The task: Return the listing below unchanged, minus its pictures.

Supplied records:

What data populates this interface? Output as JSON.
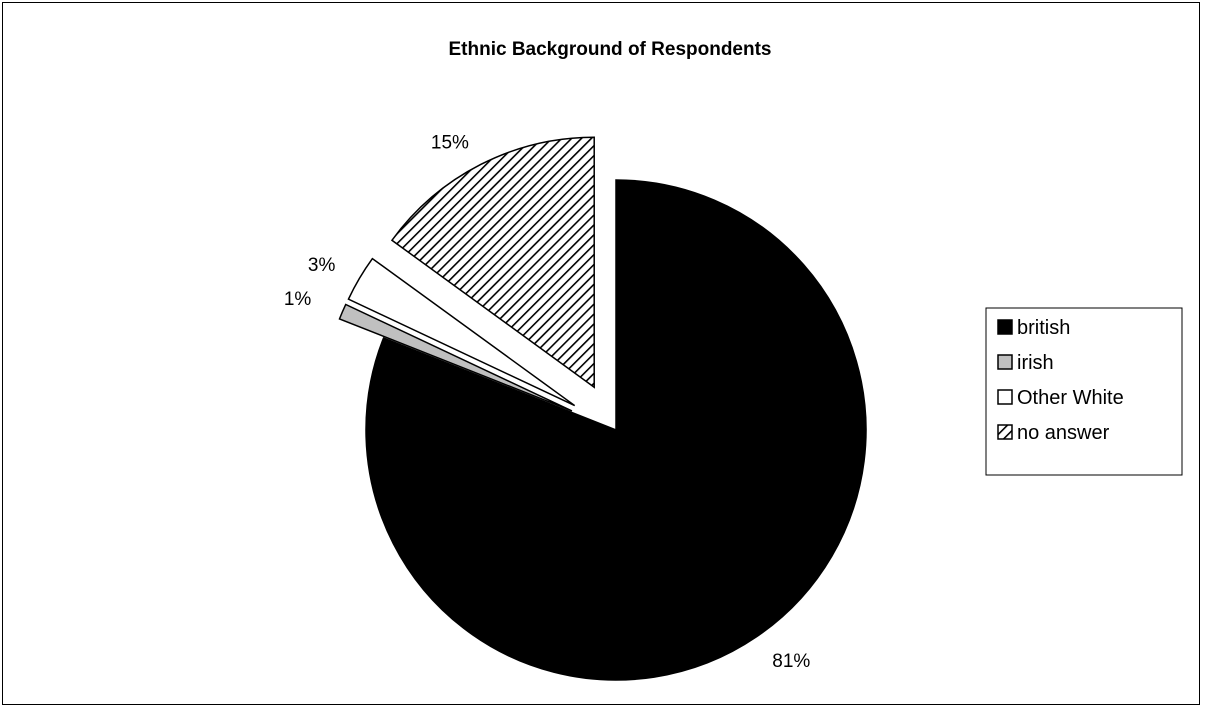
{
  "chart_data": {
    "type": "pie",
    "title": "Ethnic Background of Respondents",
    "categories": [
      "british",
      "irish",
      "Other White",
      "no answer"
    ],
    "values": [
      81,
      1,
      3,
      15
    ],
    "data_labels": [
      "81%",
      "1%",
      "3%",
      "15%"
    ],
    "exploded": [
      false,
      true,
      true,
      true
    ],
    "slice_fills": [
      "solid-black",
      "light-gray",
      "white",
      "diagonal-stripes"
    ],
    "colors": {
      "british": "#000000",
      "irish": "#c0c0c0",
      "other_white": "#ffffff",
      "no_answer_stripe": "#000000",
      "outline": "#000000"
    },
    "legend": {
      "position": "right",
      "entries": [
        "british",
        "irish",
        "Other White",
        "no answer"
      ]
    }
  }
}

Response to this task:
What data populates this interface? Output as JSON.
{
  "chart_data": {
    "type": "pie",
    "title": "Ethnic Background of Respondents",
    "categories": [
      "british",
      "irish",
      "Other White",
      "no answer"
    ],
    "values": [
      81,
      1,
      3,
      15
    ],
    "data_labels": [
      "81%",
      "1%",
      "3%",
      "15%"
    ],
    "exploded": [
      false,
      true,
      true,
      true
    ],
    "slice_fills": [
      "solid-black",
      "light-gray",
      "white",
      "diagonal-stripes"
    ],
    "colors": {
      "british": "#000000",
      "irish": "#c0c0c0",
      "other_white": "#ffffff",
      "no_answer_stripe": "#000000",
      "outline": "#000000"
    },
    "legend": {
      "position": "right",
      "entries": [
        "british",
        "irish",
        "Other White",
        "no answer"
      ]
    }
  }
}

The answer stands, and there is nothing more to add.